GIVEN EXERCISE — Transcribe the material below exactly as it appears.

ENTRIES SUPPLIED —
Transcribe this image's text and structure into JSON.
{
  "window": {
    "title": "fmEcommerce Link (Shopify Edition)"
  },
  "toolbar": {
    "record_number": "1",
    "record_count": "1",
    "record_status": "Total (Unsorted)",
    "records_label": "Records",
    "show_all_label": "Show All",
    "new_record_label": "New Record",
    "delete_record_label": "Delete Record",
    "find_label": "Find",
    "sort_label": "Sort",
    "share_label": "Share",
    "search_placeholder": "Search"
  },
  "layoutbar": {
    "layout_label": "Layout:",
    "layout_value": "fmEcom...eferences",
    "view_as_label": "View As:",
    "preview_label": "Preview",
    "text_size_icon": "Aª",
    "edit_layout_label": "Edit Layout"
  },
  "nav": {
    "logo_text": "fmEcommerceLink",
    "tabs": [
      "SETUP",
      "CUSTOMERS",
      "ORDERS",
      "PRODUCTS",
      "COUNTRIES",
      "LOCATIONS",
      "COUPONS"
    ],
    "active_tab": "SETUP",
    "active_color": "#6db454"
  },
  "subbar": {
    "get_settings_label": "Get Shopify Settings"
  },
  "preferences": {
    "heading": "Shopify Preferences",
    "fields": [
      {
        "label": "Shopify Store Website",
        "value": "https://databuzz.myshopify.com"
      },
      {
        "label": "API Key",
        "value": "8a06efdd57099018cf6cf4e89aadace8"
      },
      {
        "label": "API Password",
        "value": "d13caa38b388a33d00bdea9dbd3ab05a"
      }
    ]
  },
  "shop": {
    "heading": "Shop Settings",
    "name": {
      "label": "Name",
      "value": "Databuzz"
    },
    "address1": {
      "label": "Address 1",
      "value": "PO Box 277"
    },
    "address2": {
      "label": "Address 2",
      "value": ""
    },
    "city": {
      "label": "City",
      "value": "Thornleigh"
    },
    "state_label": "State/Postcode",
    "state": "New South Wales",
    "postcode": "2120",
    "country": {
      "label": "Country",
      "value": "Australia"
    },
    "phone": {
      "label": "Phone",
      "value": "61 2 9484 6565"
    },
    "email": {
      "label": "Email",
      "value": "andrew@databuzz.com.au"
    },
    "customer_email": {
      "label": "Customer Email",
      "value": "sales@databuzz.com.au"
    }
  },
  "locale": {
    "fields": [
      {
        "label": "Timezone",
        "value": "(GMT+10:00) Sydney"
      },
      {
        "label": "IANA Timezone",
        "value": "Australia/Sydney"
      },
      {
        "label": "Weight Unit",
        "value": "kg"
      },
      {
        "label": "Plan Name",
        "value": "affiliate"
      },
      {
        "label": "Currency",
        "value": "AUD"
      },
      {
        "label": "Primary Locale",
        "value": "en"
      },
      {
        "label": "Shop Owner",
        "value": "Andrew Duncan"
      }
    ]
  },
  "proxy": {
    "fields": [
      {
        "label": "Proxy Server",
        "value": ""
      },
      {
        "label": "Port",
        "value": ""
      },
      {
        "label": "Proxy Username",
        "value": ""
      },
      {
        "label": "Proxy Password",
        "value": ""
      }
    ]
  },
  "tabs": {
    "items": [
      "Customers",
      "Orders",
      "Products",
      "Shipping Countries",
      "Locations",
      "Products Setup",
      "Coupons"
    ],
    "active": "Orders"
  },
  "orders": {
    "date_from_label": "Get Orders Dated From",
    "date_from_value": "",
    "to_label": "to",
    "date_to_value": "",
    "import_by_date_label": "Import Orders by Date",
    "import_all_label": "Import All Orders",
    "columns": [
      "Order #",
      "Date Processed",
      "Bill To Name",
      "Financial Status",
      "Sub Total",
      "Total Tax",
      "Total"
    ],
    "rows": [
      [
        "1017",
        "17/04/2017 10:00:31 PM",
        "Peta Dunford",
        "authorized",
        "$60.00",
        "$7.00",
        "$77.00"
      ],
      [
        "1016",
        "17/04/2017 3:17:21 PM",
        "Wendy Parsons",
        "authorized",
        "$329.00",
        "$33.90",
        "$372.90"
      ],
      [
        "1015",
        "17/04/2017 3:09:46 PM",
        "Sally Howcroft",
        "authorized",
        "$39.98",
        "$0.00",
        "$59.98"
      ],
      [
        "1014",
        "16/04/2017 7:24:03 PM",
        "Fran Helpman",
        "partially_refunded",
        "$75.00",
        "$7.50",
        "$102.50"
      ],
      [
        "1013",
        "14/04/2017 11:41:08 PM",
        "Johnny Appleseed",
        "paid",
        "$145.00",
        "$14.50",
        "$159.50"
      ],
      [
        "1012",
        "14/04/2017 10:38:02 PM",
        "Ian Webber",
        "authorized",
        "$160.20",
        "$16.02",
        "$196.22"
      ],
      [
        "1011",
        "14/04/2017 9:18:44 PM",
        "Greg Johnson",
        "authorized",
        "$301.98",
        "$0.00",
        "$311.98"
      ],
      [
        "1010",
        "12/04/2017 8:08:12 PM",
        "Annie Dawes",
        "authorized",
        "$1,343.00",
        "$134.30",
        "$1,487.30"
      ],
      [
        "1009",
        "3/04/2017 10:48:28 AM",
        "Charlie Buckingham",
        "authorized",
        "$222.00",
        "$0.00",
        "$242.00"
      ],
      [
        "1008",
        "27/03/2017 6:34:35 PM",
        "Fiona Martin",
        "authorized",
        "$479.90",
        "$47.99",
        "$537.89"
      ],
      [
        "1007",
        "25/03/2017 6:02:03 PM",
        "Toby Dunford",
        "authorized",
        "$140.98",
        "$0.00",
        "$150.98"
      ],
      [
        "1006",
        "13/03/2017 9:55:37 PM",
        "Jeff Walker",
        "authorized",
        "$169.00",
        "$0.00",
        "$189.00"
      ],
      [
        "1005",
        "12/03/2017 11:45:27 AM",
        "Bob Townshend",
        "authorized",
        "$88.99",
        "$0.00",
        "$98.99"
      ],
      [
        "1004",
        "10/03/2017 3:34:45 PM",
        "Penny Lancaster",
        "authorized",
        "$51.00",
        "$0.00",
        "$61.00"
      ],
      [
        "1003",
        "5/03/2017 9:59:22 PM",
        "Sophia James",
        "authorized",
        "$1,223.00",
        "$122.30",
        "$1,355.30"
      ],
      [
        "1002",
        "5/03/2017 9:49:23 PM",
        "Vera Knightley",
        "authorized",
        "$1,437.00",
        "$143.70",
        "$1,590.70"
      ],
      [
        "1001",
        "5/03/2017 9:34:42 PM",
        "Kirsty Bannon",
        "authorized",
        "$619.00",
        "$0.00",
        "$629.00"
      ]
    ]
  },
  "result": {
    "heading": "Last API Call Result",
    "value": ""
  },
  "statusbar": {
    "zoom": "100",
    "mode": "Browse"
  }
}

TASK RESULT —
Transcribe this image's text and structure into JSON.
{
  "window": {
    "title": "fmEcommerce Link (Shopify Edition)"
  },
  "toolbar": {
    "record_number": "1",
    "record_count": "1",
    "record_status": "Total (Unsorted)",
    "records_label": "Records",
    "show_all_label": "Show All",
    "new_record_label": "New Record",
    "delete_record_label": "Delete Record",
    "find_label": "Find",
    "sort_label": "Sort",
    "share_label": "Share",
    "search_placeholder": "Search"
  },
  "layoutbar": {
    "layout_label": "Layout:",
    "layout_value": "fmEcom...eferences",
    "view_as_label": "View As:",
    "preview_label": "Preview",
    "text_size_icon": "Aª",
    "edit_layout_label": "Edit Layout"
  },
  "nav": {
    "logo_text": "fmEcommerceLink",
    "tabs": [
      "SETUP",
      "CUSTOMERS",
      "ORDERS",
      "PRODUCTS",
      "COUNTRIES",
      "LOCATIONS",
      "COUPONS"
    ],
    "active_tab": "SETUP",
    "active_color": "#6db454"
  },
  "subbar": {
    "get_settings_label": "Get Shopify Settings"
  },
  "preferences": {
    "heading": "Shopify Preferences",
    "fields": [
      {
        "label": "Shopify Store Website",
        "value": "https://databuzz.myshopify.com"
      },
      {
        "label": "API Key",
        "value": "8a06efdd57099018cf6cf4e89aadace8"
      },
      {
        "label": "API Password",
        "value": "d13caa38b388a33d00bdea9dbd3ab05a"
      }
    ]
  },
  "shop": {
    "heading": "Shop Settings",
    "name": {
      "label": "Name",
      "value": "Databuzz"
    },
    "address1": {
      "label": "Address 1",
      "value": "PO Box 277"
    },
    "address2": {
      "label": "Address 2",
      "value": ""
    },
    "city": {
      "label": "City",
      "value": "Thornleigh"
    },
    "state_label": "State/Postcode",
    "state": "New South Wales",
    "postcode": "2120",
    "country": {
      "label": "Country",
      "value": "Australia"
    },
    "phone": {
      "label": "Phone",
      "value": "61 2 9484 6565"
    },
    "email": {
      "label": "Email",
      "value": "andrew@databuzz.com.au"
    },
    "customer_email": {
      "label": "Customer Email",
      "value": "sales@databuzz.com.au"
    }
  },
  "locale": {
    "fields": [
      {
        "label": "Timezone",
        "value": "(GMT+10:00) Sydney"
      },
      {
        "label": "IANA Timezone",
        "value": "Australia/Sydney"
      },
      {
        "label": "Weight Unit",
        "value": "kg"
      },
      {
        "label": "Plan Name",
        "value": "affiliate"
      },
      {
        "label": "Currency",
        "value": "AUD"
      },
      {
        "label": "Primary Locale",
        "value": "en"
      },
      {
        "label": "Shop Owner",
        "value": "Andrew Duncan"
      }
    ]
  },
  "proxy": {
    "fields": [
      {
        "label": "Proxy Server",
        "value": ""
      },
      {
        "label": "Port",
        "value": ""
      },
      {
        "label": "Proxy Username",
        "value": ""
      },
      {
        "label": "Proxy Password",
        "value": ""
      }
    ]
  },
  "tabs": {
    "items": [
      "Customers",
      "Orders",
      "Products",
      "Shipping Countries",
      "Locations",
      "Products Setup",
      "Coupons"
    ],
    "active": "Orders"
  },
  "orders": {
    "date_from_label": "Get Orders Dated From",
    "date_from_value": "",
    "to_label": "to",
    "date_to_value": "",
    "import_by_date_label": "Import Orders by Date",
    "import_all_label": "Import All Orders",
    "columns": [
      "Order #",
      "Date Processed",
      "Bill To Name",
      "Financial Status",
      "Sub Total",
      "Total Tax",
      "Total"
    ],
    "rows": [
      [
        "1017",
        "17/04/2017 10:00:31 PM",
        "Peta Dunford",
        "authorized",
        "$60.00",
        "$7.00",
        "$77.00"
      ],
      [
        "1016",
        "17/04/2017 3:17:21 PM",
        "Wendy Parsons",
        "authorized",
        "$329.00",
        "$33.90",
        "$372.90"
      ],
      [
        "1015",
        "17/04/2017 3:09:46 PM",
        "Sally Howcroft",
        "authorized",
        "$39.98",
        "$0.00",
        "$59.98"
      ],
      [
        "1014",
        "16/04/2017 7:24:03 PM",
        "Fran Helpman",
        "partially_refunded",
        "$75.00",
        "$7.50",
        "$102.50"
      ],
      [
        "1013",
        "14/04/2017 11:41:08 PM",
        "Johnny Appleseed",
        "paid",
        "$145.00",
        "$14.50",
        "$159.50"
      ],
      [
        "1012",
        "14/04/2017 10:38:02 PM",
        "Ian Webber",
        "authorized",
        "$160.20",
        "$16.02",
        "$196.22"
      ],
      [
        "1011",
        "14/04/2017 9:18:44 PM",
        "Greg Johnson",
        "authorized",
        "$301.98",
        "$0.00",
        "$311.98"
      ],
      [
        "1010",
        "12/04/2017 8:08:12 PM",
        "Annie Dawes",
        "authorized",
        "$1,343.00",
        "$134.30",
        "$1,487.30"
      ],
      [
        "1009",
        "3/04/2017 10:48:28 AM",
        "Charlie Buckingham",
        "authorized",
        "$222.00",
        "$0.00",
        "$242.00"
      ],
      [
        "1008",
        "27/03/2017 6:34:35 PM",
        "Fiona Martin",
        "authorized",
        "$479.90",
        "$47.99",
        "$537.89"
      ],
      [
        "1007",
        "25/03/2017 6:02:03 PM",
        "Toby Dunford",
        "authorized",
        "$140.98",
        "$0.00",
        "$150.98"
      ],
      [
        "1006",
        "13/03/2017 9:55:37 PM",
        "Jeff Walker",
        "authorized",
        "$169.00",
        "$0.00",
        "$189.00"
      ],
      [
        "1005",
        "12/03/2017 11:45:27 AM",
        "Bob Townshend",
        "authorized",
        "$88.99",
        "$0.00",
        "$98.99"
      ],
      [
        "1004",
        "10/03/2017 3:34:45 PM",
        "Penny Lancaster",
        "authorized",
        "$51.00",
        "$0.00",
        "$61.00"
      ],
      [
        "1003",
        "5/03/2017 9:59:22 PM",
        "Sophia James",
        "authorized",
        "$1,223.00",
        "$122.30",
        "$1,355.30"
      ],
      [
        "1002",
        "5/03/2017 9:49:23 PM",
        "Vera Knightley",
        "authorized",
        "$1,437.00",
        "$143.70",
        "$1,590.70"
      ],
      [
        "1001",
        "5/03/2017 9:34:42 PM",
        "Kirsty Bannon",
        "authorized",
        "$619.00",
        "$0.00",
        "$629.00"
      ]
    ]
  },
  "result": {
    "heading": "Last API Call Result",
    "value": ""
  },
  "statusbar": {
    "zoom": "100",
    "mode": "Browse"
  }
}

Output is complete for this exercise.